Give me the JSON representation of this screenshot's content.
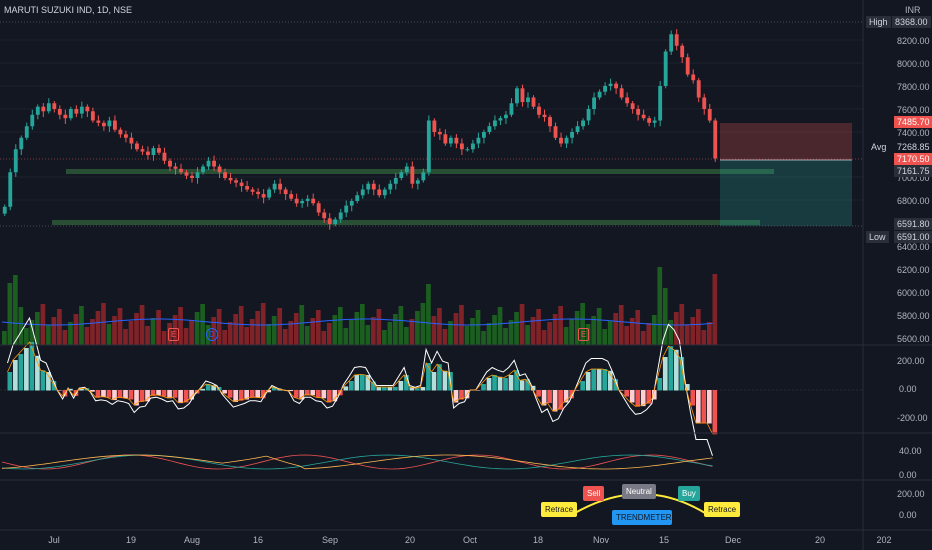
{
  "title": "MARUTI SUZUKI IND, 1D, NSE",
  "currency": "INR",
  "colors": {
    "up": "#26a69a",
    "down": "#ef5350",
    "bg": "#131722",
    "grid": "#2a2e39"
  },
  "price_axis": {
    "ticks": [
      "8200.00",
      "8000.00",
      "7800.00",
      "7600.00",
      "7400.00",
      "7000.00",
      "6800.00",
      "6400.00",
      "6200.00",
      "6000.00",
      "5800.00",
      "5600.00"
    ],
    "labels": {
      "high_name": "High",
      "high": "8368.00",
      "tp": "7485.70",
      "avg_name": "Avg",
      "avg": "7268.85",
      "last": "7170.50",
      "last2": "7161.75",
      "sl": "6591.80",
      "low_name": "Low",
      "low": "6591.00"
    }
  },
  "macd_axis": [
    "200.00",
    "0.00",
    "-200.00"
  ],
  "osc_axis": [
    "40.00",
    "0.00"
  ],
  "trend_axis": [
    "200.00",
    "0.00"
  ],
  "time_axis": [
    "Jul",
    "19",
    "Aug",
    "16",
    "Sep",
    "20",
    "Oct",
    "18",
    "Nov",
    "15",
    "Dec",
    "20",
    "202"
  ],
  "events": {
    "earnings": "E",
    "dividend": "D"
  },
  "trendmeter": {
    "sell": "Sell",
    "neutral": "Neutral",
    "buy": "Buy",
    "retrace_left": "Retrace",
    "retrace_right": "Retrace",
    "center": "TRENDMETER"
  },
  "chart_data": {
    "type": "candlestick",
    "x_range": [
      "Jun 2024",
      "Nov 2024"
    ],
    "y_range": [
      6400,
      8400
    ],
    "closes": [
      6750,
      7050,
      7250,
      7350,
      7450,
      7550,
      7620,
      7580,
      7650,
      7600,
      7550,
      7520,
      7600,
      7560,
      7620,
      7580,
      7500,
      7480,
      7450,
      7500,
      7420,
      7380,
      7350,
      7300,
      7250,
      7230,
      7200,
      7260,
      7220,
      7150,
      7100,
      7080,
      7050,
      7020,
      7000,
      7050,
      7100,
      7150,
      7100,
      7050,
      7000,
      6980,
      6960,
      6930,
      6900,
      6880,
      6860,
      6830,
      6900,
      6950,
      6900,
      6860,
      6820,
      6780,
      6800,
      6820,
      6780,
      6700,
      6650,
      6600,
      6640,
      6700,
      6760,
      6800,
      6850,
      6900,
      6950,
      6900,
      6850,
      6900,
      6950,
      7000,
      7050,
      7100,
      6950,
      6980,
      7050,
      7500,
      7400,
      7380,
      7300,
      7350,
      7300,
      7250,
      7250,
      7300,
      7350,
      7400,
      7450,
      7500,
      7520,
      7550,
      7650,
      7780,
      7660,
      7700,
      7620,
      7550,
      7530,
      7450,
      7350,
      7300,
      7350,
      7400,
      7450,
      7500,
      7600,
      7700,
      7750,
      7800,
      7820,
      7780,
      7700,
      7650,
      7600,
      7550,
      7520,
      7480,
      7500,
      7800,
      8100,
      8250,
      8150,
      8050,
      7900,
      7850,
      7700,
      7600,
      7500,
      7170
    ]
  }
}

··········

* OBJECTIVE:
Leave out every picture and copy the rest of the records exactly.

* EXERCISE RESPONSE:
Give me the JSON representation of this screenshot's content.
{
  "title": "MARUTI SUZUKI IND, 1D, NSE",
  "currency": "INR",
  "colors": {
    "up": "#26a69a",
    "down": "#ef5350",
    "bg": "#131722",
    "grid": "#2a2e39"
  },
  "price_axis": {
    "ticks": [
      "8200.00",
      "8000.00",
      "7800.00",
      "7600.00",
      "7400.00",
      "7000.00",
      "6800.00",
      "6400.00",
      "6200.00",
      "6000.00",
      "5800.00",
      "5600.00"
    ],
    "labels": {
      "high_name": "High",
      "high": "8368.00",
      "tp": "7485.70",
      "avg_name": "Avg",
      "avg": "7268.85",
      "last": "7170.50",
      "last2": "7161.75",
      "sl": "6591.80",
      "low_name": "Low",
      "low": "6591.00"
    }
  },
  "macd_axis": [
    "200.00",
    "0.00",
    "-200.00"
  ],
  "osc_axis": [
    "40.00",
    "0.00"
  ],
  "trend_axis": [
    "200.00",
    "0.00"
  ],
  "time_axis": [
    "Jul",
    "19",
    "Aug",
    "16",
    "Sep",
    "20",
    "Oct",
    "18",
    "Nov",
    "15",
    "Dec",
    "20",
    "202"
  ],
  "events": {
    "earnings": "E",
    "dividend": "D"
  },
  "trendmeter": {
    "sell": "Sell",
    "neutral": "Neutral",
    "buy": "Buy",
    "retrace_left": "Retrace",
    "retrace_right": "Retrace",
    "center": "TRENDMETER"
  },
  "chart_data": {
    "type": "candlestick",
    "x_range": [
      "Jun 2024",
      "Nov 2024"
    ],
    "y_range": [
      6400,
      8400
    ],
    "closes": [
      6750,
      7050,
      7250,
      7350,
      7450,
      7550,
      7620,
      7580,
      7650,
      7600,
      7550,
      7520,
      7600,
      7560,
      7620,
      7580,
      7500,
      7480,
      7450,
      7500,
      7420,
      7380,
      7350,
      7300,
      7250,
      7230,
      7200,
      7260,
      7220,
      7150,
      7100,
      7080,
      7050,
      7020,
      7000,
      7050,
      7100,
      7150,
      7100,
      7050,
      7000,
      6980,
      6960,
      6930,
      6900,
      6880,
      6860,
      6830,
      6900,
      6950,
      6900,
      6860,
      6820,
      6780,
      6800,
      6820,
      6780,
      6700,
      6650,
      6600,
      6640,
      6700,
      6760,
      6800,
      6850,
      6900,
      6950,
      6900,
      6850,
      6900,
      6950,
      7000,
      7050,
      7100,
      6950,
      6980,
      7050,
      7500,
      7400,
      7380,
      7300,
      7350,
      7300,
      7250,
      7250,
      7300,
      7350,
      7400,
      7450,
      7500,
      7520,
      7550,
      7650,
      7780,
      7660,
      7700,
      7620,
      7550,
      7530,
      7450,
      7350,
      7300,
      7350,
      7400,
      7450,
      7500,
      7600,
      7700,
      7750,
      7800,
      7820,
      7780,
      7700,
      7650,
      7600,
      7550,
      7520,
      7480,
      7500,
      7800,
      8100,
      8250,
      8150,
      8050,
      7900,
      7850,
      7700,
      7600,
      7500,
      7170
    ]
  }
}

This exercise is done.